* [EXERCISE DESCRIPTION]
Report only the number of lines in the records that contain the word "blue".

begin

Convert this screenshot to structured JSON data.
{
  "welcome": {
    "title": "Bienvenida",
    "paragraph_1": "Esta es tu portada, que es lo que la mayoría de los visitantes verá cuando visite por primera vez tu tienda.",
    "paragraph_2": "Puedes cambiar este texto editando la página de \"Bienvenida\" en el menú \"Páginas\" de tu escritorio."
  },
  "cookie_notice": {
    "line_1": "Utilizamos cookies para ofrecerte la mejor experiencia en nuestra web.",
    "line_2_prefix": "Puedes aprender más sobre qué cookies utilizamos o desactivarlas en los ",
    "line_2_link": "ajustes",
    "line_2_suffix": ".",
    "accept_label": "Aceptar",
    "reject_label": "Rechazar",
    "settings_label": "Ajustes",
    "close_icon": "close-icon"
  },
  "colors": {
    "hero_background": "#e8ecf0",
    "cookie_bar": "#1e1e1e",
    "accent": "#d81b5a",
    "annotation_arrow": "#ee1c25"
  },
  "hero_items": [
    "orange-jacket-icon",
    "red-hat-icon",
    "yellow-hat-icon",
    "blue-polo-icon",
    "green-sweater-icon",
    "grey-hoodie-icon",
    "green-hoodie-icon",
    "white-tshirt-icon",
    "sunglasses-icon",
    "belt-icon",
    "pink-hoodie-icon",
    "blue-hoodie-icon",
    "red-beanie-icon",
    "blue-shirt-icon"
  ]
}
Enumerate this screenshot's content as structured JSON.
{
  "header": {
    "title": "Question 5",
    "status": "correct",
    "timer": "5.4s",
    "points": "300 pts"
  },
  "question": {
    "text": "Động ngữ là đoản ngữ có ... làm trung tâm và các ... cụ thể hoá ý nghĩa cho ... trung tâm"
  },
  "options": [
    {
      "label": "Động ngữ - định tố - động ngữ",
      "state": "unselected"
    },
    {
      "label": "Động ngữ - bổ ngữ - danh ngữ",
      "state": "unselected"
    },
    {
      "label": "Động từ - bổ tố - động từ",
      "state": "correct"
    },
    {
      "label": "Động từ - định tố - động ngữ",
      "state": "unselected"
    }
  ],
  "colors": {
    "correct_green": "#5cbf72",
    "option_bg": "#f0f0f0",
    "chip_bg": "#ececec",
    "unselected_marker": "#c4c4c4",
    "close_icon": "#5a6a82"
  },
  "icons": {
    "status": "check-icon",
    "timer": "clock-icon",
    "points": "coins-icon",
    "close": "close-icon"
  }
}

end

* [SOLUTION TO THE EXERCISE]
3